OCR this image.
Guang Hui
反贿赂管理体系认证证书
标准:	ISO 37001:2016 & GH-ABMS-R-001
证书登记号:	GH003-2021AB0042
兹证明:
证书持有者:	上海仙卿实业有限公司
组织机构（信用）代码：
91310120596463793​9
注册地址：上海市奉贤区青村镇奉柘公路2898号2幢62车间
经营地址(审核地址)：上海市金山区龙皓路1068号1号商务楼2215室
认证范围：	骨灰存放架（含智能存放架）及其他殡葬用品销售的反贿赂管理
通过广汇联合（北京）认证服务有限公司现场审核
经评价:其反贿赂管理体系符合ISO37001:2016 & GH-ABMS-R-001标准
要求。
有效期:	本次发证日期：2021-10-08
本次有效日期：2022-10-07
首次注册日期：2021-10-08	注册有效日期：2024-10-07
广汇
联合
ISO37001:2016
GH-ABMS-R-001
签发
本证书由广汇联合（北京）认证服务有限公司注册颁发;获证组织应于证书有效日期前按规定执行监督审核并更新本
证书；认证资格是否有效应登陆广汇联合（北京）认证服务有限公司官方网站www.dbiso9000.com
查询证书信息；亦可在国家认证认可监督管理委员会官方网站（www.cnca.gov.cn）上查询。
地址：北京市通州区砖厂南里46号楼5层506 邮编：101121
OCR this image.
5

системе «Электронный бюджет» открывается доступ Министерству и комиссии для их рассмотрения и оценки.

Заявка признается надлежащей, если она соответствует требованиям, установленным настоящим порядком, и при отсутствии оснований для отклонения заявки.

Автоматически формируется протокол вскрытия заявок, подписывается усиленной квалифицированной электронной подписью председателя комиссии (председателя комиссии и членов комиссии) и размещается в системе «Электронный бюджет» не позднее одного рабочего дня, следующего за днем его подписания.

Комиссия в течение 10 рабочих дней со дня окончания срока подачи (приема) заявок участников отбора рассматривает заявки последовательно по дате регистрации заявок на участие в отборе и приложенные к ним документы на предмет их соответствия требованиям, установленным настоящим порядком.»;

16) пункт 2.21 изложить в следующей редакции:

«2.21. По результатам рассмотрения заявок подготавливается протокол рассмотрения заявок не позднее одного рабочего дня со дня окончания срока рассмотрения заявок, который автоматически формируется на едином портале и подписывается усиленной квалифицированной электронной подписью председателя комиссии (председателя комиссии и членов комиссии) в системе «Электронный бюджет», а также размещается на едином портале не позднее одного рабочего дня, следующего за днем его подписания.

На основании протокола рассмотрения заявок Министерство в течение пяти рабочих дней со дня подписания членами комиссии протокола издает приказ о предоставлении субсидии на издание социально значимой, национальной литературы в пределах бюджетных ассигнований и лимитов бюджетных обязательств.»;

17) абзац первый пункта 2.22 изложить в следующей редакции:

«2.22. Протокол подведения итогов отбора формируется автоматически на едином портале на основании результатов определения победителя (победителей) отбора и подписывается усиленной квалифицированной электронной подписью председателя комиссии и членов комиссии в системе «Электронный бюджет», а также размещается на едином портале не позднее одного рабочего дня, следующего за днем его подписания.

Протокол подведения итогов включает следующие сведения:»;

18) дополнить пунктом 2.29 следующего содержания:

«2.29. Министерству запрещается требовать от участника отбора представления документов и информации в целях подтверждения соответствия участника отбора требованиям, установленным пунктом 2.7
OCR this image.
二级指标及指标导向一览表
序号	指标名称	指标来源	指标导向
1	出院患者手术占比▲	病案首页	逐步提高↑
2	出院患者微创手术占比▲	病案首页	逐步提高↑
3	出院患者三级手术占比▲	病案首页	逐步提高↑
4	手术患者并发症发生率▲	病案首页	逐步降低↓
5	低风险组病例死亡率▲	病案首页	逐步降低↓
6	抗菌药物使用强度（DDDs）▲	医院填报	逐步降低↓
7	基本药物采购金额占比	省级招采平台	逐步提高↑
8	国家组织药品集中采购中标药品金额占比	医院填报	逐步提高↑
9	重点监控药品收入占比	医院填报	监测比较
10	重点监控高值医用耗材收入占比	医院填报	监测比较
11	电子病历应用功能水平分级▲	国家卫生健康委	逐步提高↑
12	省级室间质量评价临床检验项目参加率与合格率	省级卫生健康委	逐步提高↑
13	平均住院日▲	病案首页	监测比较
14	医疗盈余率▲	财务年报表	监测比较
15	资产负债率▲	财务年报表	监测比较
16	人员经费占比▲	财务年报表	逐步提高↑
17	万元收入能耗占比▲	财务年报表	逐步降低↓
- - - - -
→ **Exercise**: Reproduce the listing above word for word.

→ **Result of the task**:
OCR this image.
Guang Hui
反贿赂管理体系认证证书
标准:	ISO 37001:2016 & GH-ABMS-R-001
证书登记号:	GH003-2021AB0042
兹证明:
证书持有者:	上海仙卿实业有限公司
组织机构（信用）代码：
91310120596463793​9
注册地址：上海市奉贤区青村镇奉柘公路2898号2幢62车间
经营地址(审核地址)：上海市金山区龙皓路1068号1号商务楼2215室
认证范围：	骨灰存放架（含智能存放架）及其他殡葬用品销售的反贿赂管理
通过广汇联合（北京）认证服务有限公司现场审核
经评价:其反贿赂管理体系符合ISO37001:2016 & GH-ABMS-R-001标准
要求。
有效期:	本次发证日期：2021-10-08
本次有效日期：2022-10-07
首次注册日期：2021-10-08	注册有效日期：2024-10-07
广汇
联合
ISO37001:2016
GH-ABMS-R-001
签发
本证书由广汇联合（北京）认证服务有限公司注册颁发;获证组织应于证书有效日期前按规定执行监督审核并更新本
证书；认证资格是否有效应登陆广汇联合（北京）认证服务有限公司官方网站www.dbiso9000.com
查询证书信息；亦可在国家认证认可监督管理委员会官方网站（www.cnca.gov.cn）上查询。
地址：北京市通州区砖厂南里46号楼5层506 邮编：101121
OCR this image.
5

системе «Электронный бюджет» открывается доступ Министерству и комиссии для их рассмотрения и оценки.

Заявка признается надлежащей, если она соответствует требованиям, установленным настоящим порядком, и при отсутствии оснований для отклонения заявки.

Автоматически формируется протокол вскрытия заявок, подписывается усиленной квалифицированной электронной подписью председателя комиссии (председателя комиссии и членов комиссии) и размещается в системе «Электронный бюджет» не позднее одного рабочего дня, следующего за днем его подписания.

Комиссия в течение 10 рабочих дней со дня окончания срока подачи (приема) заявок участников отбора рассматривает заявки последовательно по дате регистрации заявок на участие в отборе и приложенные к ним документы на предмет их соответствия требованиям, установленным настоящим порядком.»;

16) пункт 2.21 изложить в следующей редакции:

«2.21. По результатам рассмотрения заявок подготавливается протокол рассмотрения заявок не позднее одного рабочего дня со дня окончания срока рассмотрения заявок, который автоматически формируется на едином портале и подписывается усиленной квалифицированной электронной подписью председателя комиссии (председателя комиссии и членов комиссии) в системе «Электронный бюджет», а также размещается на едином портале не позднее одного рабочего дня, следующего за днем его подписания.

На основании протокола рассмотрения заявок Министерство в течение пяти рабочих дней со дня подписания членами комиссии протокола издает приказ о предоставлении субсидии на издание социально значимой, национальной литературы в пределах бюджетных ассигнований и лимитов бюджетных обязательств.»;

17) абзац первый пункта 2.22 изложить в следующей редакции:

«2.22. Протокол подведения итогов отбора формируется автоматически на едином портале на основании результатов определения победителя (победителей) отбора и подписывается усиленной квалифицированной электронной подписью председателя комиссии и членов комиссии в системе «Электронный бюджет», а также размещается на едином портале не позднее одного рабочего дня, следующего за днем его подписания.

Протокол подведения итогов включает следующие сведения:»;

18) дополнить пунктом 2.29 следующего содержания:

«2.29. Министерству запрещается требовать от участника отбора представления документов и информации в целях подтверждения соответствия участника отбора требованиям, установленным пунктом 2.7
OCR this image.
二级指标及指标导向一览表
序号	指标名称	指标来源	指标导向
1	出院患者手术占比▲	病案首页	逐步提高↑
2	出院患者微创手术占比▲	病案首页	逐步提高↑
3	出院患者三级手术占比▲	病案首页	逐步提高↑
4	手术患者并发症发生率▲	病案首页	逐步降低↓
5	低风险组病例死亡率▲	病案首页	逐步降低↓
6	抗菌药物使用强度（DDDs）▲	医院填报	逐步降低↓
7	基本药物采购金额占比	省级招采平台	逐步提高↑
8	国家组织药品集中采购中标药品金额占比	医院填报	逐步提高↑
9	重点监控药品收入占比	医院填报	监测比较
10	重点监控高值医用耗材收入占比	医院填报	监测比较
11	电子病历应用功能水平分级▲	国家卫生健康委	逐步提高↑
12	省级室间质量评价临床检验项目参加率与合格率	省级卫生健康委	逐步提高↑
13	平均住院日▲	病案首页	监测比较
14	医疗盈余率▲	财务年报表	监测比较
15	资产负债率▲	财务年报表	监测比较
16	人员经费占比▲	财务年报表	逐步提高↑
17	万元收入能耗占比▲	财务年报表	逐步降低↓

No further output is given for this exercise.